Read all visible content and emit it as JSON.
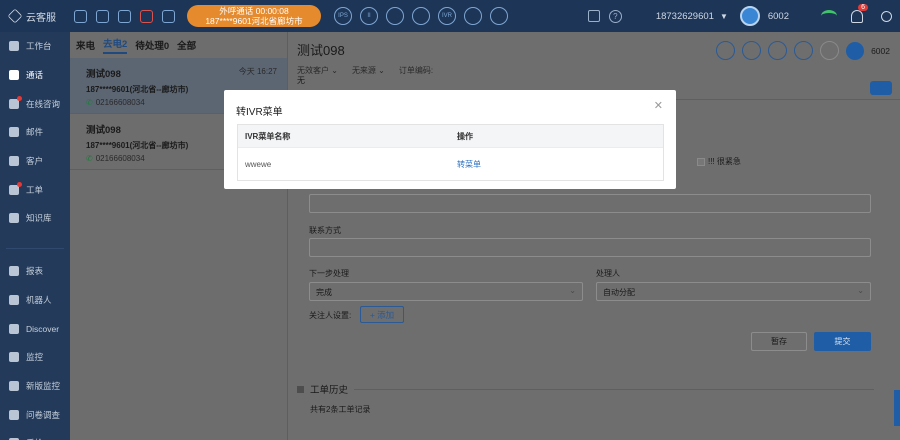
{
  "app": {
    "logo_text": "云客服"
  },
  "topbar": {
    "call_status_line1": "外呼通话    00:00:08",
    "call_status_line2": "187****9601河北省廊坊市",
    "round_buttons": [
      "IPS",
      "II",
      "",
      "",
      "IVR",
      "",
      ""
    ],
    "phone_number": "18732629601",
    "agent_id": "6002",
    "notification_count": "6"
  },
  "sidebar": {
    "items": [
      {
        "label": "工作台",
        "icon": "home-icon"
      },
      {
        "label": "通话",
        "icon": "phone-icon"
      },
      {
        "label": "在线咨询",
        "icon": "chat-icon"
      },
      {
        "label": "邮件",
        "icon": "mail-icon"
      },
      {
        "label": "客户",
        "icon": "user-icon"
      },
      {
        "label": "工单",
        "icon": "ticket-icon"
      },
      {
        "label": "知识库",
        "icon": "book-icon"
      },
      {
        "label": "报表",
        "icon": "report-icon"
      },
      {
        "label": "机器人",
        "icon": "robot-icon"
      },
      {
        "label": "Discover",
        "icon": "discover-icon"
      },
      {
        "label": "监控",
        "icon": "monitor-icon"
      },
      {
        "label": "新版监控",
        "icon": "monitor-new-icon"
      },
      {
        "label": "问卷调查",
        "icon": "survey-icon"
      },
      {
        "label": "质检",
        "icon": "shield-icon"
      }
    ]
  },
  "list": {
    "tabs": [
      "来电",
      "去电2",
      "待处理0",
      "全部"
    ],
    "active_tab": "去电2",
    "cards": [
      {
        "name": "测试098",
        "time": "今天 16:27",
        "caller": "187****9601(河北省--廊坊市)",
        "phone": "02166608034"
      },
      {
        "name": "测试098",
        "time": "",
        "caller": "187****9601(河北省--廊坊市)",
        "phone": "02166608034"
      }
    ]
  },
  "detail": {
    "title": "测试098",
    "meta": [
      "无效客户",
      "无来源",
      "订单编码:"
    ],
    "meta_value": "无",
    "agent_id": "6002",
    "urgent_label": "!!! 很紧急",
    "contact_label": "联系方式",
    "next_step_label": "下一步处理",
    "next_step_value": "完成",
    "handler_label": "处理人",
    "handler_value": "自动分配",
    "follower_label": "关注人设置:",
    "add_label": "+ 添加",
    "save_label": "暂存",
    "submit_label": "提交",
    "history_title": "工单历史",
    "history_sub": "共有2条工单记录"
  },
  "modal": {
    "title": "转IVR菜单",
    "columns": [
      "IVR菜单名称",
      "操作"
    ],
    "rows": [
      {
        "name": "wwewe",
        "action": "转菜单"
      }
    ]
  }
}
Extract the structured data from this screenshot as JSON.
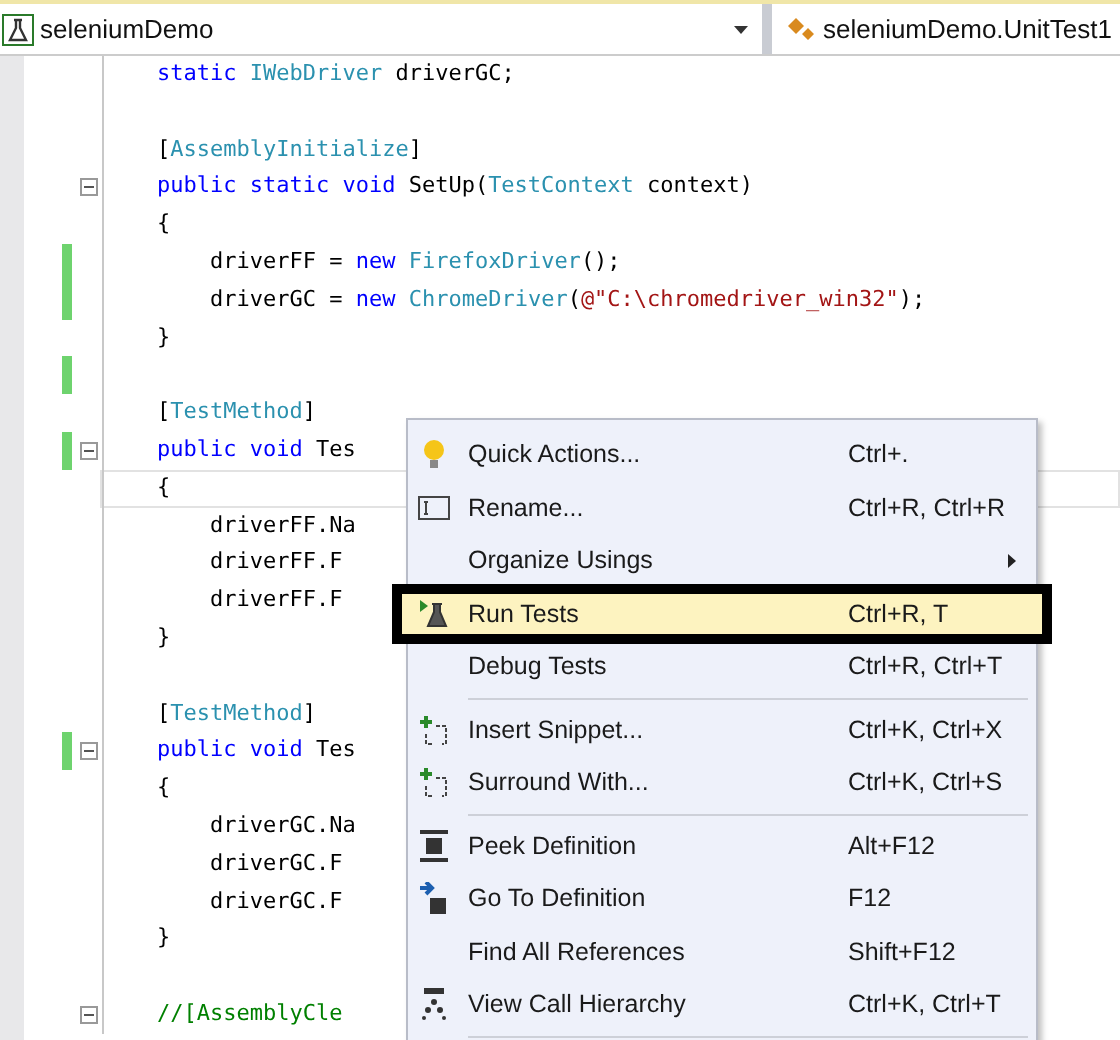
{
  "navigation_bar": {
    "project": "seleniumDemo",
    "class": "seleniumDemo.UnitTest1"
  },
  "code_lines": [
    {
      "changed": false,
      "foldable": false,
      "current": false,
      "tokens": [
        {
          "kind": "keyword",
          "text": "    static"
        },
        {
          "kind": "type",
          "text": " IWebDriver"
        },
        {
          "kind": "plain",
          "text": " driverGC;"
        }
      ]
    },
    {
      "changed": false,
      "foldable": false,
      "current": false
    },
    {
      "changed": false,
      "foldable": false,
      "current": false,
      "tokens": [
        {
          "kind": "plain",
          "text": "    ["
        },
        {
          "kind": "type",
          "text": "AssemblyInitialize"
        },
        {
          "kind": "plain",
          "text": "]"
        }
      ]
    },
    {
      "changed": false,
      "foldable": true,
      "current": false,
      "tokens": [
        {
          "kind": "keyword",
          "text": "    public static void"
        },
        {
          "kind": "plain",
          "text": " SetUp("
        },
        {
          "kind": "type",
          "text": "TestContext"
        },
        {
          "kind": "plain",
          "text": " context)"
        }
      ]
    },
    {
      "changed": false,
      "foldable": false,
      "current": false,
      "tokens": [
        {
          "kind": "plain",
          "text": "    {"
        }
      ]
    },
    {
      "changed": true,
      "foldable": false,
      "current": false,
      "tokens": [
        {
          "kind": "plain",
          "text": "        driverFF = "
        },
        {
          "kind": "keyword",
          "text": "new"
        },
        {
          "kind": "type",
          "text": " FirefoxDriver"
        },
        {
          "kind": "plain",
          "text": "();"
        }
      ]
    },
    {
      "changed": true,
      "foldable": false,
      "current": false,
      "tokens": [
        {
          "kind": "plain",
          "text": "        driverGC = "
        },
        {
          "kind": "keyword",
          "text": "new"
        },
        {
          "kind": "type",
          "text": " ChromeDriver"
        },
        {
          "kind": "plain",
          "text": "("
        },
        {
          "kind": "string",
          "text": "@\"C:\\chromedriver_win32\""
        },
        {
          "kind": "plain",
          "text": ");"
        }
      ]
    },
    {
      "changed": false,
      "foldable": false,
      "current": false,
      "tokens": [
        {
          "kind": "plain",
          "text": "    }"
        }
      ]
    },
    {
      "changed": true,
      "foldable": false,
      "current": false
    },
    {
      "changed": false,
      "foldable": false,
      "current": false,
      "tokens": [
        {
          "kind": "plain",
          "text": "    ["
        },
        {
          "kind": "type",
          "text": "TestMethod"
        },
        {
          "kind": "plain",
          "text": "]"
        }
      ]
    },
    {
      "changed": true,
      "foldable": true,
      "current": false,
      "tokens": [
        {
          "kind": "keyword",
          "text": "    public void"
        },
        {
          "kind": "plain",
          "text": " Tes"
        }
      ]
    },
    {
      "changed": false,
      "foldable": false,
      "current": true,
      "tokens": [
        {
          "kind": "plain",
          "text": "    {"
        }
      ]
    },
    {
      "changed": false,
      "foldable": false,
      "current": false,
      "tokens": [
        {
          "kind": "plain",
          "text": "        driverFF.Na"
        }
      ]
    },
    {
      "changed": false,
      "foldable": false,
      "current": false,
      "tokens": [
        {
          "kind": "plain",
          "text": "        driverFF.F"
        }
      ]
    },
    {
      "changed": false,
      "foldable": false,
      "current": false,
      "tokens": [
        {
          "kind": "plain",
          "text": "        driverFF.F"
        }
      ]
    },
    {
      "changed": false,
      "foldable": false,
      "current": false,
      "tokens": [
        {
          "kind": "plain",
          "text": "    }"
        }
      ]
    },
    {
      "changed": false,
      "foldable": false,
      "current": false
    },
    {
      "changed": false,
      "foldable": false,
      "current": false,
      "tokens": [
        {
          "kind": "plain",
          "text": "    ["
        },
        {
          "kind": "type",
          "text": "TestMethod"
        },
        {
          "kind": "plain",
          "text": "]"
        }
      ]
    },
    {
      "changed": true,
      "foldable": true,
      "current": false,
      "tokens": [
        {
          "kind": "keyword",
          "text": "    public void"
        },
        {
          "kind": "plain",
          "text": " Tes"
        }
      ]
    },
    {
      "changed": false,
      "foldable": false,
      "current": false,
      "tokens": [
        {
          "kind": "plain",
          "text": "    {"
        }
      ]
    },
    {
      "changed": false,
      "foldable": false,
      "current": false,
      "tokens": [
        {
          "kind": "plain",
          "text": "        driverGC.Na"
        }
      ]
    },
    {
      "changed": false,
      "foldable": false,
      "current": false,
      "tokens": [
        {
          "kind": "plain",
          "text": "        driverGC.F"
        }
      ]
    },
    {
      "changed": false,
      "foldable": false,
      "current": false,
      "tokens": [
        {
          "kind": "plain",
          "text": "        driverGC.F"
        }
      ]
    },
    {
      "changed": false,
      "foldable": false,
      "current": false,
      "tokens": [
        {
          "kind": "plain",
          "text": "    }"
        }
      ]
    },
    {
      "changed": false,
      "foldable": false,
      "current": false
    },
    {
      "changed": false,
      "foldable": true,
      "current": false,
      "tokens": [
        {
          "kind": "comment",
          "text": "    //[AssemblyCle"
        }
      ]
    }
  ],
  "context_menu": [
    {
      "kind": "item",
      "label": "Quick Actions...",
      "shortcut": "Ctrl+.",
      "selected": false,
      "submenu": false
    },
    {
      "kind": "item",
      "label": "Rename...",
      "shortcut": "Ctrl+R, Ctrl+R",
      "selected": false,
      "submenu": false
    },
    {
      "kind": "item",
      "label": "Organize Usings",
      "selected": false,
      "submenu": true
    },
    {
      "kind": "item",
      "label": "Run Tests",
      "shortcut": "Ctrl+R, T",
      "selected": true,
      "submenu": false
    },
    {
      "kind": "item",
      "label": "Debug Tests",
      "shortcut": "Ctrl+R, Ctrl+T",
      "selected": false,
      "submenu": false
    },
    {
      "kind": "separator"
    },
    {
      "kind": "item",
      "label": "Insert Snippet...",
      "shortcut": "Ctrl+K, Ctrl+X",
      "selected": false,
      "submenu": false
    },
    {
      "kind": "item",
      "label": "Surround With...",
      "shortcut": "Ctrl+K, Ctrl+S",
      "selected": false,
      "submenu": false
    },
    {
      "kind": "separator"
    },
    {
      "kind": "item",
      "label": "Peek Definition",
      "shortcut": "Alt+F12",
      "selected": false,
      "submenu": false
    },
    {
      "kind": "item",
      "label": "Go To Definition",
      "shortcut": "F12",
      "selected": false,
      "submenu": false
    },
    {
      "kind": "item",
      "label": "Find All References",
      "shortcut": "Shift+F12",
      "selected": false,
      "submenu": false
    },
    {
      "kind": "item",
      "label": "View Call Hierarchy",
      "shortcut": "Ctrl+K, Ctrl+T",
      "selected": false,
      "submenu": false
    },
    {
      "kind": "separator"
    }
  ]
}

▶ Description of the task: Gather each line in the data that holds the string "shortcut".

▶ Solution for this problem:
      "shortcut": "Ctrl+.",
      "shortcut": "Ctrl+R, Ctrl+R",
      "shortcut": "Ctrl+R, T",
      "shortcut": "Ctrl+R, Ctrl+T",
      "shortcut": "Ctrl+K, Ctrl+X",
      "shortcut": "Ctrl+K, Ctrl+S",
      "shortcut": "Alt+F12",
      "shortcut": "F12",
      "shortcut": "Shift+F12",
      "shortcut": "Ctrl+K, Ctrl+T",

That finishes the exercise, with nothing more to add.